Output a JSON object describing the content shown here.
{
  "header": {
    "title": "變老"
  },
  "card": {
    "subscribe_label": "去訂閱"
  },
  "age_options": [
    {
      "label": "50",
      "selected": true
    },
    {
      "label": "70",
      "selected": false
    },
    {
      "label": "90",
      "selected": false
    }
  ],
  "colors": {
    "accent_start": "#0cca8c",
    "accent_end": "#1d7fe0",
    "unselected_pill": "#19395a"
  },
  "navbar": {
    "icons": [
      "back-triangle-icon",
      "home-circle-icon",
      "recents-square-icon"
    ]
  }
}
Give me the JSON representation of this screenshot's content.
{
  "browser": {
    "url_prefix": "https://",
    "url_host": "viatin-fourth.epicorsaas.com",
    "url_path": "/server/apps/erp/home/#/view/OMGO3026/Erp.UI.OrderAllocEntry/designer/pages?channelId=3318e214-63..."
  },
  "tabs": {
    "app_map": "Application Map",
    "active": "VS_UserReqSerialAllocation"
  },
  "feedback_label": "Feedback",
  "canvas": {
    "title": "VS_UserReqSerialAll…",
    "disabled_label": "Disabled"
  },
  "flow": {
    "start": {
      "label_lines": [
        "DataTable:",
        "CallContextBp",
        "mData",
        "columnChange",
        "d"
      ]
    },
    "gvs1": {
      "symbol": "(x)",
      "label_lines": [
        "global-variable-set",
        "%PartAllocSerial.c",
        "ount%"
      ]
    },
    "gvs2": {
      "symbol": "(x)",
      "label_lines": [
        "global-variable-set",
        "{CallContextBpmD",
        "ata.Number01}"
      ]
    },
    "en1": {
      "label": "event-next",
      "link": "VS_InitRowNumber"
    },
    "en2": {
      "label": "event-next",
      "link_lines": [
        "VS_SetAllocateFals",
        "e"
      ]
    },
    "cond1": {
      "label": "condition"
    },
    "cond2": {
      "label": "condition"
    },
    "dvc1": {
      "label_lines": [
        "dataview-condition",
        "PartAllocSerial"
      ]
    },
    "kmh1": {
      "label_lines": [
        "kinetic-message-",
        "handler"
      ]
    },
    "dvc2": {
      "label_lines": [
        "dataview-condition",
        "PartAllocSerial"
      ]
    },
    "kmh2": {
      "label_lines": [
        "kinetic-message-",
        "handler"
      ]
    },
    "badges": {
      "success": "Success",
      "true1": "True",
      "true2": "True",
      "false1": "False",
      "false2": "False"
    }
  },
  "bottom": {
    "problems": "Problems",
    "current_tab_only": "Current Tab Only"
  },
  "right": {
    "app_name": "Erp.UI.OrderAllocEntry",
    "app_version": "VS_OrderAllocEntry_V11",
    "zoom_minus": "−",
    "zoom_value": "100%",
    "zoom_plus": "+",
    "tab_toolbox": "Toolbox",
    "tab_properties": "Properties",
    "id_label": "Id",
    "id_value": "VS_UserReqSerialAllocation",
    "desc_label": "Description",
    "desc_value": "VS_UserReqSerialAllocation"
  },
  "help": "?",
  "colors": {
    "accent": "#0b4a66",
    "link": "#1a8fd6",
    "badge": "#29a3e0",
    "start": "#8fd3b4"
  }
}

-*-

WHAT TO PRODUCE: Copy out the full listing exactly.

RESPONSE FOR THIS EXERCISE:
Output a JSON object describing the content shown here.
{
  "header": {
    "title": "變老"
  },
  "card": {
    "subscribe_label": "去訂閱"
  },
  "age_options": [
    {
      "label": "50",
      "selected": true
    },
    {
      "label": "70",
      "selected": false
    },
    {
      "label": "90",
      "selected": false
    }
  ],
  "colors": {
    "accent_start": "#0cca8c",
    "accent_end": "#1d7fe0",
    "unselected_pill": "#19395a"
  },
  "navbar": {
    "icons": [
      "back-triangle-icon",
      "home-circle-icon",
      "recents-square-icon"
    ]
  }
}
Give me the JSON representation of this screenshot's content.
{
  "browser": {
    "url_prefix": "https://",
    "url_host": "viatin-fourth.epicorsaas.com",
    "url_path": "/server/apps/erp/home/#/view/OMGO3026/Erp.UI.OrderAllocEntry/designer/pages?channelId=3318e214-63..."
  },
  "tabs": {
    "app_map": "Application Map",
    "active": "VS_UserReqSerialAllocation"
  },
  "feedback_label": "Feedback",
  "canvas": {
    "title": "VS_UserReqSerialAll…",
    "disabled_label": "Disabled"
  },
  "flow": {
    "start": {
      "label_lines": [
        "DataTable:",
        "CallContextBp",
        "mData",
        "columnChange",
        "d"
      ]
    },
    "gvs1": {
      "symbol": "(x)",
      "label_lines": [
        "global-variable-set",
        "%PartAllocSerial.c",
        "ount%"
      ]
    },
    "gvs2": {
      "symbol": "(x)",
      "label_lines": [
        "global-variable-set",
        "{CallContextBpmD",
        "ata.Number01}"
      ]
    },
    "en1": {
      "label": "event-next",
      "link": "VS_InitRowNumber"
    },
    "en2": {
      "label": "event-next",
      "link_lines": [
        "VS_SetAllocateFals",
        "e"
      ]
    },
    "cond1": {
      "label": "condition"
    },
    "cond2": {
      "label": "condition"
    },
    "dvc1": {
      "label_lines": [
        "dataview-condition",
        "PartAllocSerial"
      ]
    },
    "kmh1": {
      "label_lines": [
        "kinetic-message-",
        "handler"
      ]
    },
    "dvc2": {
      "label_lines": [
        "dataview-condition",
        "PartAllocSerial"
      ]
    },
    "kmh2": {
      "label_lines": [
        "kinetic-message-",
        "handler"
      ]
    },
    "badges": {
      "success": "Success",
      "true1": "True",
      "true2": "True",
      "false1": "False",
      "false2": "False"
    }
  },
  "bottom": {
    "problems": "Problems",
    "current_tab_only": "Current Tab Only"
  },
  "right": {
    "app_name": "Erp.UI.OrderAllocEntry",
    "app_version": "VS_OrderAllocEntry_V11",
    "zoom_minus": "−",
    "zoom_value": "100%",
    "zoom_plus": "+",
    "tab_toolbox": "Toolbox",
    "tab_properties": "Properties",
    "id_label": "Id",
    "id_value": "VS_UserReqSerialAllocation",
    "desc_label": "Description",
    "desc_value": "VS_UserReqSerialAllocation"
  },
  "help": "?",
  "colors": {
    "accent": "#0b4a66",
    "link": "#1a8fd6",
    "badge": "#29a3e0",
    "start": "#8fd3b4"
  }
}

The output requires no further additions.